WRITTEN TASK:
Skip the images and copy each record exactly as written.

* begin TASK DATA *

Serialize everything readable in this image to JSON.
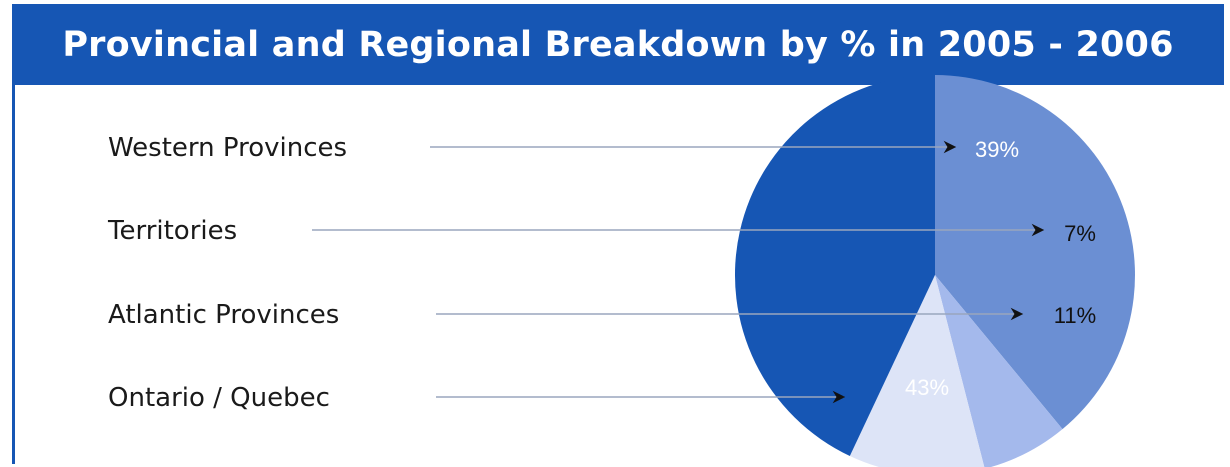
{
  "chart_data": {
    "type": "pie",
    "title": "Provincial and Regional Breakdown by % in 2005 - 2006",
    "slices": [
      {
        "name": "Western Provinces",
        "label": "39%",
        "value": 39,
        "color": "#6b8fd3"
      },
      {
        "name": "Territories",
        "label": "7%",
        "value": 7,
        "color": "#a4b9ec"
      },
      {
        "name": "Atlantic Provinces",
        "label": "11%",
        "value": 11,
        "color": "#dde4f7"
      },
      {
        "name": "Ontario / Quebec",
        "label": "43%",
        "value": 43,
        "color": "#1656b4"
      }
    ],
    "colors": {
      "header": "#1656b4",
      "title_text": "#ffffff",
      "leader_line": "#9aa6bd",
      "arrow": "#111111"
    }
  }
}
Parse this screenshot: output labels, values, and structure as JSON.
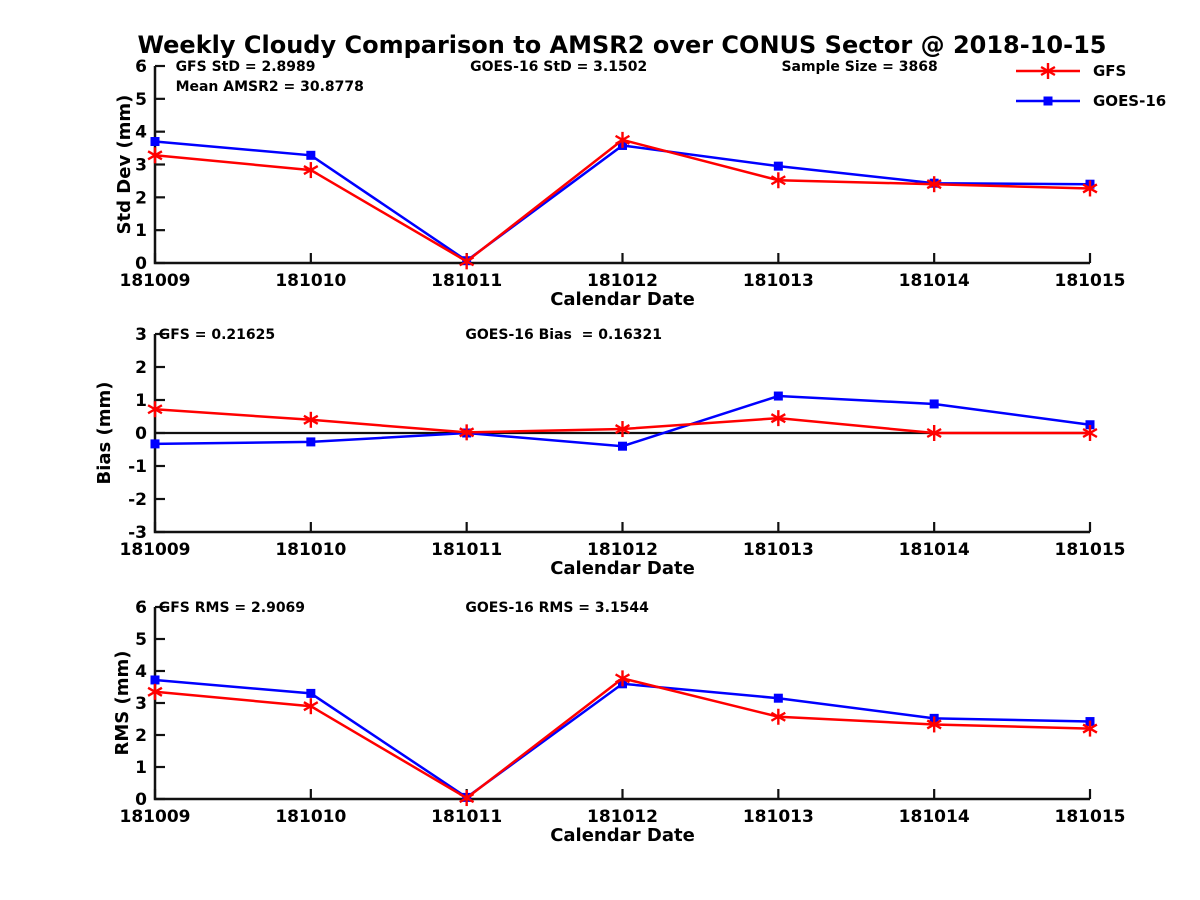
{
  "title": "Weekly Cloudy Comparison to AMSR2 over CONUS Sector @ 2018-10-15",
  "colors": {
    "gfs": "#ff0000",
    "goes16": "#0000ff",
    "axis": "#111111"
  },
  "legend": [
    {
      "label": "GFS",
      "color": "#ff0000",
      "marker": "asterisk"
    },
    {
      "label": "GOES-16",
      "color": "#0000ff",
      "marker": "square"
    }
  ],
  "chart_data": [
    {
      "id": "std_dev",
      "type": "line",
      "xlabel": "Calendar Date",
      "ylabel": "Std Dev (mm)",
      "categories": [
        "181009",
        "181010",
        "181011",
        "181012",
        "181013",
        "181014",
        "181015"
      ],
      "ylim": [
        0,
        6
      ],
      "yticks": [
        0,
        1,
        2,
        3,
        4,
        5,
        6
      ],
      "zero_line": false,
      "annotations": [
        {
          "text": "GFS StD = 2.8989",
          "fx": 0.022,
          "row": 0
        },
        {
          "text": "Mean AMSR2 = 30.8778",
          "fx": 0.022,
          "row": 1
        },
        {
          "text": "GOES-16 StD = 3.1502",
          "fx": 0.337,
          "row": 0
        },
        {
          "text": "Sample Size = 3868",
          "fx": 0.67,
          "row": 0
        }
      ],
      "series": [
        {
          "name": "GFS",
          "color": "#ff0000",
          "marker": "asterisk",
          "values": [
            3.28,
            2.83,
            0.05,
            3.75,
            2.52,
            2.4,
            2.27
          ]
        },
        {
          "name": "GOES-16",
          "color": "#0000ff",
          "marker": "square",
          "values": [
            3.7,
            3.28,
            0.07,
            3.58,
            2.95,
            2.43,
            2.4
          ]
        }
      ]
    },
    {
      "id": "bias",
      "type": "line",
      "xlabel": "Calendar Date",
      "ylabel": "Bias (mm)",
      "categories": [
        "181009",
        "181010",
        "181011",
        "181012",
        "181013",
        "181014",
        "181015"
      ],
      "ylim": [
        -3,
        3
      ],
      "yticks": [
        -3,
        -2,
        -1,
        0,
        1,
        2,
        3
      ],
      "zero_line": true,
      "annotations": [
        {
          "text": "GFS = 0.21625",
          "fx": 0.004,
          "row": 0
        },
        {
          "text": "GOES-16 Bias  = 0.16321",
          "fx": 0.332,
          "row": 0
        }
      ],
      "series": [
        {
          "name": "GFS",
          "color": "#ff0000",
          "marker": "asterisk",
          "values": [
            0.72,
            0.4,
            0.02,
            0.12,
            0.45,
            0.0,
            0.0
          ]
        },
        {
          "name": "GOES-16",
          "color": "#0000ff",
          "marker": "square",
          "values": [
            -0.33,
            -0.27,
            0.0,
            -0.4,
            1.12,
            0.88,
            0.25
          ]
        }
      ]
    },
    {
      "id": "rms",
      "type": "line",
      "xlabel": "Calendar Date",
      "ylabel": "RMS (mm)",
      "categories": [
        "181009",
        "181010",
        "181011",
        "181012",
        "181013",
        "181014",
        "181015"
      ],
      "ylim": [
        0,
        6
      ],
      "yticks": [
        0,
        1,
        2,
        3,
        4,
        5,
        6
      ],
      "zero_line": false,
      "annotations": [
        {
          "text": "GFS RMS = 2.9069",
          "fx": 0.004,
          "row": 0
        },
        {
          "text": "GOES-16 RMS = 3.1544",
          "fx": 0.332,
          "row": 0
        }
      ],
      "series": [
        {
          "name": "GFS",
          "color": "#ff0000",
          "marker": "asterisk",
          "values": [
            3.35,
            2.9,
            0.03,
            3.77,
            2.57,
            2.33,
            2.2
          ]
        },
        {
          "name": "GOES-16",
          "color": "#0000ff",
          "marker": "square",
          "values": [
            3.72,
            3.3,
            0.05,
            3.6,
            3.15,
            2.52,
            2.42
          ]
        }
      ]
    }
  ]
}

* end TASK DATA *

EXERCISE OUTPUT:
Serialize everything readable in this image to JSON.
{
  "chart_data": {
    "type": "pie",
    "title": "Provincial and Regional Breakdown by % in 2005 - 2006",
    "slices": [
      {
        "name": "Western Provinces",
        "label": "39%",
        "value": 39,
        "color": "#6b8fd3"
      },
      {
        "name": "Territories",
        "label": "7%",
        "value": 7,
        "color": "#a4b9ec"
      },
      {
        "name": "Atlantic Provinces",
        "label": "11%",
        "value": 11,
        "color": "#dde4f7"
      },
      {
        "name": "Ontario / Quebec",
        "label": "43%",
        "value": 43,
        "color": "#1656b4"
      }
    ],
    "colors": {
      "header": "#1656b4",
      "title_text": "#ffffff",
      "leader_line": "#9aa6bd",
      "arrow": "#111111"
    }
  }
}
Parse this screenshot: output labels, values, and structure as JSON.
{
  "title": "Weekly Cloudy Comparison to AMSR2 over CONUS Sector @ 2018-10-15",
  "colors": {
    "gfs": "#ff0000",
    "goes16": "#0000ff",
    "axis": "#111111"
  },
  "legend": [
    {
      "label": "GFS",
      "color": "#ff0000",
      "marker": "asterisk"
    },
    {
      "label": "GOES-16",
      "color": "#0000ff",
      "marker": "square"
    }
  ],
  "chart_data": [
    {
      "id": "std_dev",
      "type": "line",
      "xlabel": "Calendar Date",
      "ylabel": "Std Dev (mm)",
      "categories": [
        "181009",
        "181010",
        "181011",
        "181012",
        "181013",
        "181014",
        "181015"
      ],
      "ylim": [
        0,
        6
      ],
      "yticks": [
        0,
        1,
        2,
        3,
        4,
        5,
        6
      ],
      "zero_line": false,
      "annotations": [
        {
          "text": "GFS StD = 2.8989",
          "fx": 0.022,
          "row": 0
        },
        {
          "text": "Mean AMSR2 = 30.8778",
          "fx": 0.022,
          "row": 1
        },
        {
          "text": "GOES-16 StD = 3.1502",
          "fx": 0.337,
          "row": 0
        },
        {
          "text": "Sample Size = 3868",
          "fx": 0.67,
          "row": 0
        }
      ],
      "series": [
        {
          "name": "GFS",
          "color": "#ff0000",
          "marker": "asterisk",
          "values": [
            3.28,
            2.83,
            0.05,
            3.75,
            2.52,
            2.4,
            2.27
          ]
        },
        {
          "name": "GOES-16",
          "color": "#0000ff",
          "marker": "square",
          "values": [
            3.7,
            3.28,
            0.07,
            3.58,
            2.95,
            2.43,
            2.4
          ]
        }
      ]
    },
    {
      "id": "bias",
      "type": "line",
      "xlabel": "Calendar Date",
      "ylabel": "Bias (mm)",
      "categories": [
        "181009",
        "181010",
        "181011",
        "181012",
        "181013",
        "181014",
        "181015"
      ],
      "ylim": [
        -3,
        3
      ],
      "yticks": [
        -3,
        -2,
        -1,
        0,
        1,
        2,
        3
      ],
      "zero_line": true,
      "annotations": [
        {
          "text": "GFS = 0.21625",
          "fx": 0.004,
          "row": 0
        },
        {
          "text": "GOES-16 Bias  = 0.16321",
          "fx": 0.332,
          "row": 0
        }
      ],
      "series": [
        {
          "name": "GFS",
          "color": "#ff0000",
          "marker": "asterisk",
          "values": [
            0.72,
            0.4,
            0.02,
            0.12,
            0.45,
            0.0,
            0.0
          ]
        },
        {
          "name": "GOES-16",
          "color": "#0000ff",
          "marker": "square",
          "values": [
            -0.33,
            -0.27,
            0.0,
            -0.4,
            1.12,
            0.88,
            0.25
          ]
        }
      ]
    },
    {
      "id": "rms",
      "type": "line",
      "xlabel": "Calendar Date",
      "ylabel": "RMS (mm)",
      "categories": [
        "181009",
        "181010",
        "181011",
        "181012",
        "181013",
        "181014",
        "181015"
      ],
      "ylim": [
        0,
        6
      ],
      "yticks": [
        0,
        1,
        2,
        3,
        4,
        5,
        6
      ],
      "zero_line": false,
      "annotations": [
        {
          "text": "GFS RMS = 2.9069",
          "fx": 0.004,
          "row": 0
        },
        {
          "text": "GOES-16 RMS = 3.1544",
          "fx": 0.332,
          "row": 0
        }
      ],
      "series": [
        {
          "name": "GFS",
          "color": "#ff0000",
          "marker": "asterisk",
          "values": [
            3.35,
            2.9,
            0.03,
            3.77,
            2.57,
            2.33,
            2.2
          ]
        },
        {
          "name": "GOES-16",
          "color": "#0000ff",
          "marker": "square",
          "values": [
            3.72,
            3.3,
            0.05,
            3.6,
            3.15,
            2.52,
            2.42
          ]
        }
      ]
    }
  ]
}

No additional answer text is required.